▶ [WRITTEN REQUEST] Search the data below for the string "trees". Extract every line that contains it.
[START RECORD EXTRACTS]
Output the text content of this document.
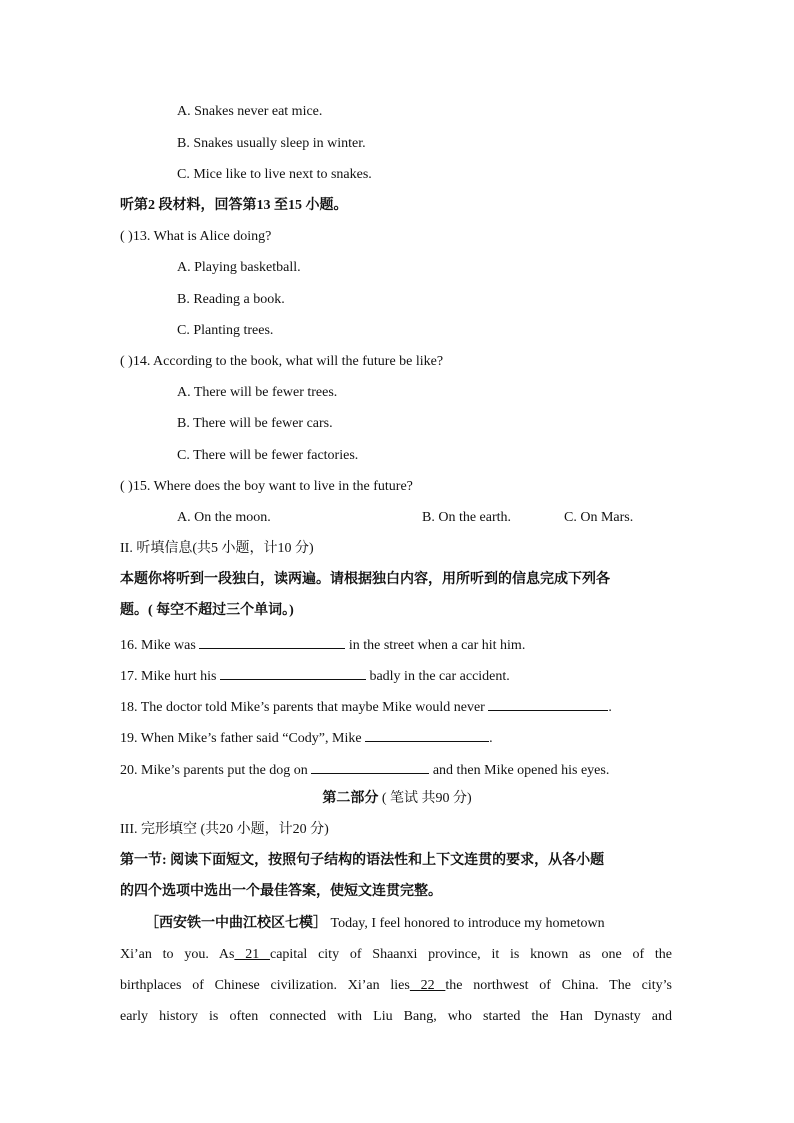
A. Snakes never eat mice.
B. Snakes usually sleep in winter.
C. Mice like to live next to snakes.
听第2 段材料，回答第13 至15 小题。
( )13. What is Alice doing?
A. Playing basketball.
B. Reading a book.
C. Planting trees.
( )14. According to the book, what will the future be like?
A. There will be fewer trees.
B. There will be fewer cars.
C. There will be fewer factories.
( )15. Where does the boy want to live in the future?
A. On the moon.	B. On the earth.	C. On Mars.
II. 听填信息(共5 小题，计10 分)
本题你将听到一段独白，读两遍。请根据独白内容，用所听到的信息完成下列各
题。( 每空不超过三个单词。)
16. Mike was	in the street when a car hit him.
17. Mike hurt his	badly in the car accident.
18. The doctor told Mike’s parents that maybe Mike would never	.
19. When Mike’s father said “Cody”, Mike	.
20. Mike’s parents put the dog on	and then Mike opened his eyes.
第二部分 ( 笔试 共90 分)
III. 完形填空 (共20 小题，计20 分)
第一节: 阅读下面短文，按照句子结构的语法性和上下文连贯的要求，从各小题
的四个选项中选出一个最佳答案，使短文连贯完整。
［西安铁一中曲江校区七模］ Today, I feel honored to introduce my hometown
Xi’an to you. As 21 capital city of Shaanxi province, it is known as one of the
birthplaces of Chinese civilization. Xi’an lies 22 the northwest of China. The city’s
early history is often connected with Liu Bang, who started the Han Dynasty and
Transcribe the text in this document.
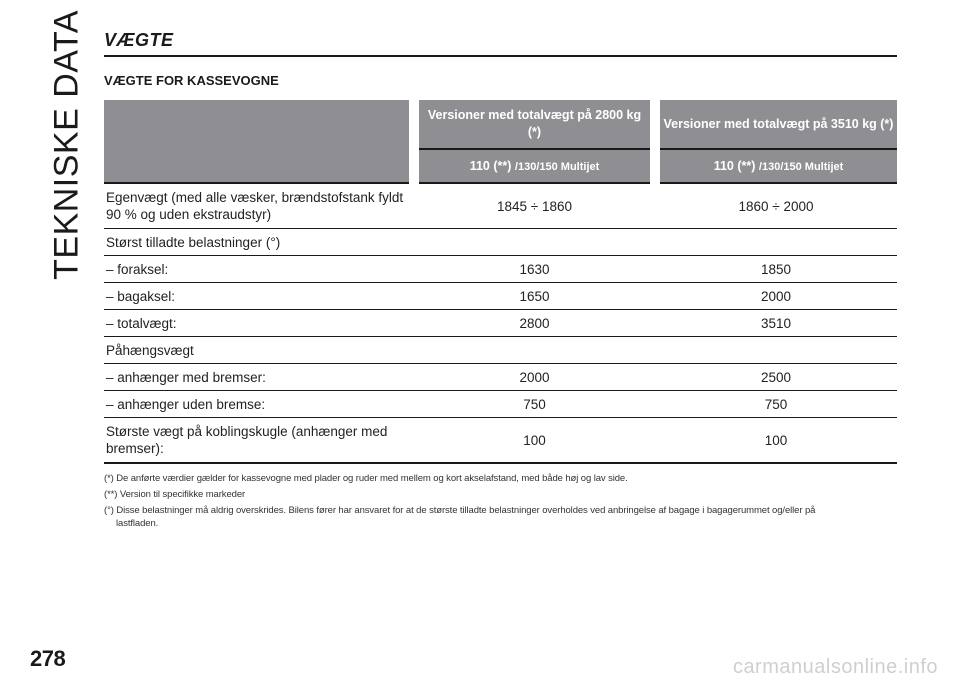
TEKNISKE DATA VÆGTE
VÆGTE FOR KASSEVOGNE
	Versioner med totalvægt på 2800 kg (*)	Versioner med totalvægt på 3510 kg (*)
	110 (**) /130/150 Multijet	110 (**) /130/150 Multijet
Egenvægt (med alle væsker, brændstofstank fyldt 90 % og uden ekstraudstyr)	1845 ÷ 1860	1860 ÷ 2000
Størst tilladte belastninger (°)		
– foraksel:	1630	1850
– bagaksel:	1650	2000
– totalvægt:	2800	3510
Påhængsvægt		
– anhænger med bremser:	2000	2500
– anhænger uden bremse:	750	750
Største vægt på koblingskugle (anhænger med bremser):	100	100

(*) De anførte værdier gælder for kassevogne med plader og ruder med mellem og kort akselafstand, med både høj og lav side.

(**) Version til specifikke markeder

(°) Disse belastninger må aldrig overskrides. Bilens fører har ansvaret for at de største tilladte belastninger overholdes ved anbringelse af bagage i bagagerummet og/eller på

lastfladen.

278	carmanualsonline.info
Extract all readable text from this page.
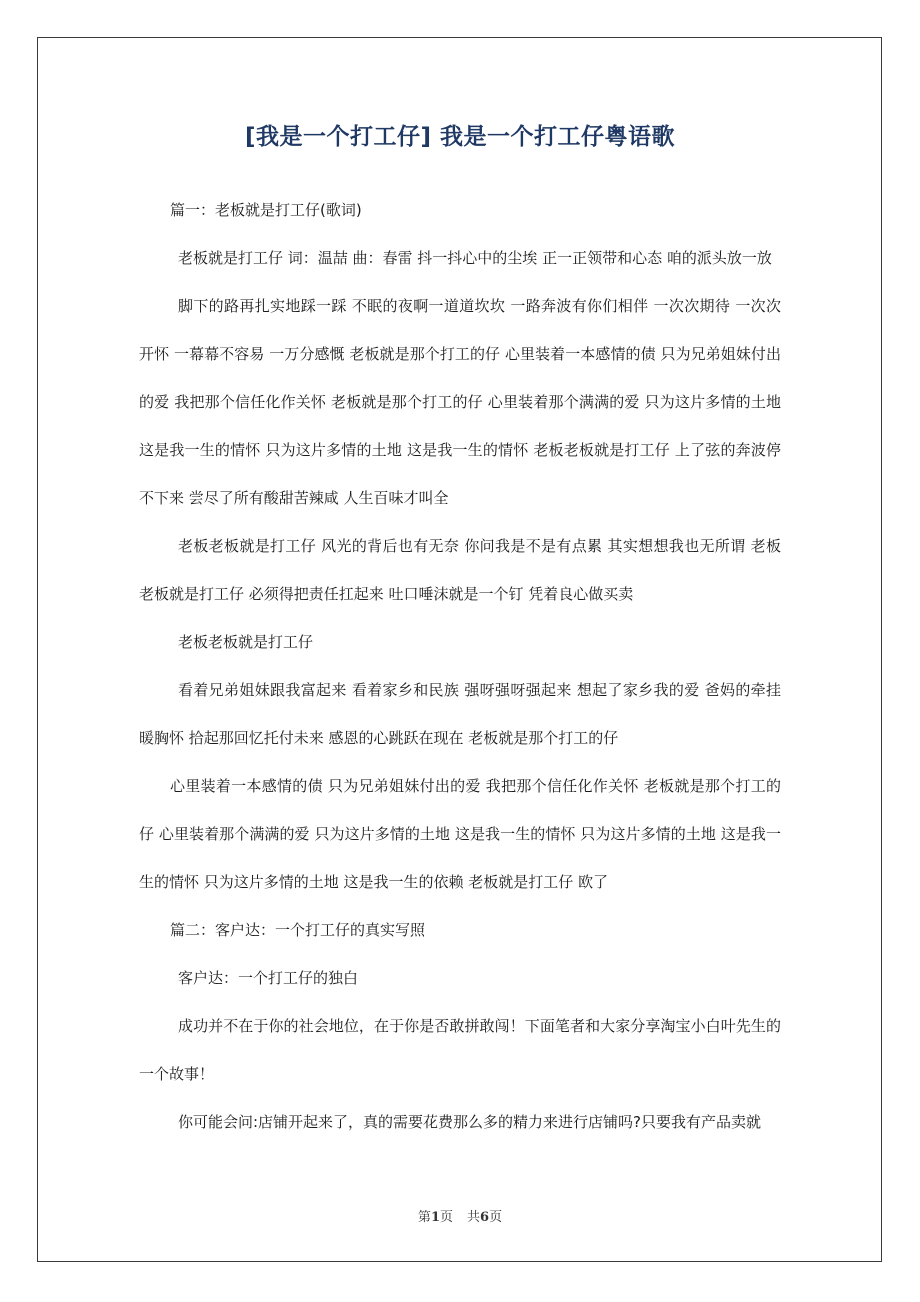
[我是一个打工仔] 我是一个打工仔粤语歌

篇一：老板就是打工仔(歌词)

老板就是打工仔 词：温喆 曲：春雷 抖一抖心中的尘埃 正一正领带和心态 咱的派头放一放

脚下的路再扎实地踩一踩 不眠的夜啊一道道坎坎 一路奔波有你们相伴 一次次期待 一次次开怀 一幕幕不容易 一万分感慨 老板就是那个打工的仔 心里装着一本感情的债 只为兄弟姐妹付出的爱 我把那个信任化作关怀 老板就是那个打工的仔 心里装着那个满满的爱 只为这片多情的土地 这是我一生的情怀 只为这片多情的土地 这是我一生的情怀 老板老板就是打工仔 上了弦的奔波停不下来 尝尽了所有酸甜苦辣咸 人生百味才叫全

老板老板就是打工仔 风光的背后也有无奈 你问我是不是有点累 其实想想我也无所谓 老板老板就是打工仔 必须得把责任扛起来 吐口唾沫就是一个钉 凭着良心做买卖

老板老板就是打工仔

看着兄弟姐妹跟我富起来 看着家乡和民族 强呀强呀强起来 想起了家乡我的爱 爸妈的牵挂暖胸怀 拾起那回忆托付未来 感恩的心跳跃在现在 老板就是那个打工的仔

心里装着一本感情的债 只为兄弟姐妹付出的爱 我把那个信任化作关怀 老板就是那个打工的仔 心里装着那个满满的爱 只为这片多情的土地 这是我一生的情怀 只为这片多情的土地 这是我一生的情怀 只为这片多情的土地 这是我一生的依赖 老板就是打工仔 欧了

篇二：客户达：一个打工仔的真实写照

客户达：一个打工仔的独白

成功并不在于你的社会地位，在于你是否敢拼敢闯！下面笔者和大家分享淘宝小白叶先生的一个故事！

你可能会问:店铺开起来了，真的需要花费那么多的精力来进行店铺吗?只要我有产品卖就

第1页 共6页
[END RECORD EXTRACTS]
[START RECORD EXTRACTS]
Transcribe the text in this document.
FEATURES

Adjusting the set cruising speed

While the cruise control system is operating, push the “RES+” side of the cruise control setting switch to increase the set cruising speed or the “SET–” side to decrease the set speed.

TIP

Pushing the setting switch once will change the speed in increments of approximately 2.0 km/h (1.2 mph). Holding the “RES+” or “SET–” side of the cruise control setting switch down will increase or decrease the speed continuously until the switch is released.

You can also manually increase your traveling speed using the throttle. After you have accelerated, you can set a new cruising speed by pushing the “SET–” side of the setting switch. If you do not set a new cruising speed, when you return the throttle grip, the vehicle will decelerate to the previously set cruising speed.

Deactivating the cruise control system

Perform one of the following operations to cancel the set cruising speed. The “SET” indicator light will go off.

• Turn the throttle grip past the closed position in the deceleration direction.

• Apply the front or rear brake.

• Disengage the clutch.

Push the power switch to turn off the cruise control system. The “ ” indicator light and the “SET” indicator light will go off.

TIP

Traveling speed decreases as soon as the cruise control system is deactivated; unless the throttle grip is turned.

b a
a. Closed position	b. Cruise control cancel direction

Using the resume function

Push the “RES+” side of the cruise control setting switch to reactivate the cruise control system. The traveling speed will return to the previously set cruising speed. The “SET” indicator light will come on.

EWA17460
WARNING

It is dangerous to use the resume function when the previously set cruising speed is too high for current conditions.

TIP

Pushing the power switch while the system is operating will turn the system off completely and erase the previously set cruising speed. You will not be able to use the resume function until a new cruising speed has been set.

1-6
[END RECORD EXTRACTS]
[START RECORD EXTRACTS]
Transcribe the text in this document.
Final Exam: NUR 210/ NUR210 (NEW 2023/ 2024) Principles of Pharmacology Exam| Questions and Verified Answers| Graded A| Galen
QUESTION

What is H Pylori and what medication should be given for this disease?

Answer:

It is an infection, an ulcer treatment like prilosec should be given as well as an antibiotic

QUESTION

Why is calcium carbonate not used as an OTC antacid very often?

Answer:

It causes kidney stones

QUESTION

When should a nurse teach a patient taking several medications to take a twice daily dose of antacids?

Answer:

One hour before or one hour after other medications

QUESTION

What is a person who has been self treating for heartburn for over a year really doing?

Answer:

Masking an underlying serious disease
[END RECORD EXTRACTS]
▶ [REPLY]
C. Planting trees.
A. There will be fewer trees.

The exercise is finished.